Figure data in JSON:
········

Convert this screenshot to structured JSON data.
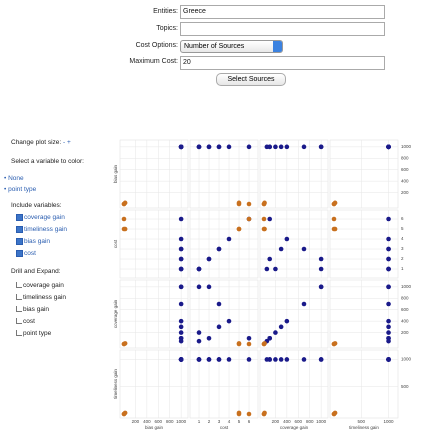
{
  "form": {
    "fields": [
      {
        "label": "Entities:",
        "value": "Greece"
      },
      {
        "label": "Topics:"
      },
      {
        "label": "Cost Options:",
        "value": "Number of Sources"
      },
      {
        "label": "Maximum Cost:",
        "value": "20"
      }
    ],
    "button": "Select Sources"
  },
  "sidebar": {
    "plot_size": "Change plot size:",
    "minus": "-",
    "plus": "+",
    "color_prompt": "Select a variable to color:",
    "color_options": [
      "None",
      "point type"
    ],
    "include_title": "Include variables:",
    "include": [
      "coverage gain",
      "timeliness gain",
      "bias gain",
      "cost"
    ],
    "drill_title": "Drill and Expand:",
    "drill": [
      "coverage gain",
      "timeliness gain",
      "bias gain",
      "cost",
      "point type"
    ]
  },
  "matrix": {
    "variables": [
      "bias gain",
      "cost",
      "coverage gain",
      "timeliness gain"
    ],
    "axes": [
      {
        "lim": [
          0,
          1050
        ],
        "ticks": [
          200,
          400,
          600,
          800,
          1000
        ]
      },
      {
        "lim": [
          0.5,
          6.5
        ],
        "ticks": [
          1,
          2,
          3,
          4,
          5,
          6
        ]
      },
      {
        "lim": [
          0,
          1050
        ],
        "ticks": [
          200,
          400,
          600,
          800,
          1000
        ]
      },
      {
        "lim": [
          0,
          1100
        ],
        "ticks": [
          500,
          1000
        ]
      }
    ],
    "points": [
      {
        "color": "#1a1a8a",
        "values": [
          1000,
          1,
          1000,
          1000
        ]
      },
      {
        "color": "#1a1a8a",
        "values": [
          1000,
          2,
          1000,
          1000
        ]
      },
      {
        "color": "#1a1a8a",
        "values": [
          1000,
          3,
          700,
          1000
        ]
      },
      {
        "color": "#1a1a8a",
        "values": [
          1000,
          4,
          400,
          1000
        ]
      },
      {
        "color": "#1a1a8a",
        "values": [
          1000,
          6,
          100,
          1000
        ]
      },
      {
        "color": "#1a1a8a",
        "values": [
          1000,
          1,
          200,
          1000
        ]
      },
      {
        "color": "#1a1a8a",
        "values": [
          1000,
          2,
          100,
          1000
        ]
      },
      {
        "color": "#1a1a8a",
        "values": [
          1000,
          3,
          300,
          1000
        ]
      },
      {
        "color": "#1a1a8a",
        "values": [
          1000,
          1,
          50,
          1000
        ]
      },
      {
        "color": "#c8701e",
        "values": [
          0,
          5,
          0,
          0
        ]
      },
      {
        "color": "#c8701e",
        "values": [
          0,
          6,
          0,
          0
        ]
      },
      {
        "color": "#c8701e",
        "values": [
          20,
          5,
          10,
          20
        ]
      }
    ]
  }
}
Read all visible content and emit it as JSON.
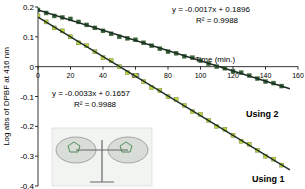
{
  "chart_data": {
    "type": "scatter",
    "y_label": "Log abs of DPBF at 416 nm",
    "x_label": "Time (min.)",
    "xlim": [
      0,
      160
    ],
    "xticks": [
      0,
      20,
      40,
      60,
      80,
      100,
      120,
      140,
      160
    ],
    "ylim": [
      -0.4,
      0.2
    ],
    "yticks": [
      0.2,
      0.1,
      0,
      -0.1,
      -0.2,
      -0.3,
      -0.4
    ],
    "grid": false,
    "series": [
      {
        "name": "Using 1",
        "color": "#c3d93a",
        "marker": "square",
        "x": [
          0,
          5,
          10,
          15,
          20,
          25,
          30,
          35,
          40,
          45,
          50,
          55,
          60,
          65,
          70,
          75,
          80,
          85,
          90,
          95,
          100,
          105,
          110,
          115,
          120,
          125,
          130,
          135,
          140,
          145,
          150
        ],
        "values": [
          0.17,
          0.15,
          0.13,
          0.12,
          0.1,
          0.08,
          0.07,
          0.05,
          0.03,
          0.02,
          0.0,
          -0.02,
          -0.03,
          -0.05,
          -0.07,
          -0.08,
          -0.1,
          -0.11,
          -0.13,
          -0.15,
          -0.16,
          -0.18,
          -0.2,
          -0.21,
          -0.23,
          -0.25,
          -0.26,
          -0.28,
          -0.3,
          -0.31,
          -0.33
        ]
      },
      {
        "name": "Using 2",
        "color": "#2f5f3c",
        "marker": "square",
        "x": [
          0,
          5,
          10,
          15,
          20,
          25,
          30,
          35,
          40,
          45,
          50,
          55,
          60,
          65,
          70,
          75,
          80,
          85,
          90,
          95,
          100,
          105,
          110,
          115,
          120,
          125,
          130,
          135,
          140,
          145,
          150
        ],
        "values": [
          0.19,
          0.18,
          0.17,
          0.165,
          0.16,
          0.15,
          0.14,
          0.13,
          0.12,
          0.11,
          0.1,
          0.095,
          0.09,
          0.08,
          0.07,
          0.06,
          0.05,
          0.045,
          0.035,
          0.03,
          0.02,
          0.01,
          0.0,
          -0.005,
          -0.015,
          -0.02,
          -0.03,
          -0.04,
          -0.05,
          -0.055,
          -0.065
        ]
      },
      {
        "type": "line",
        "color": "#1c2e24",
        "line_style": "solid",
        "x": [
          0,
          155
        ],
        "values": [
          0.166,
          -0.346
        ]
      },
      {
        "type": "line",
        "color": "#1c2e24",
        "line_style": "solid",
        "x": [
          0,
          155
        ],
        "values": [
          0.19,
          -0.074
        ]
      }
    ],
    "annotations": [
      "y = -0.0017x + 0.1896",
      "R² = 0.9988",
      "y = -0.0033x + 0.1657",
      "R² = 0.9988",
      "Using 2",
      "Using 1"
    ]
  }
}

········

**WHAT YOU ARE ASKED TO DO**
Look for "Sources" and pull out every line that has it.

**COMPLETE OUTPUT**
        "value": "Number of Sources"
    "button": "Select Sources"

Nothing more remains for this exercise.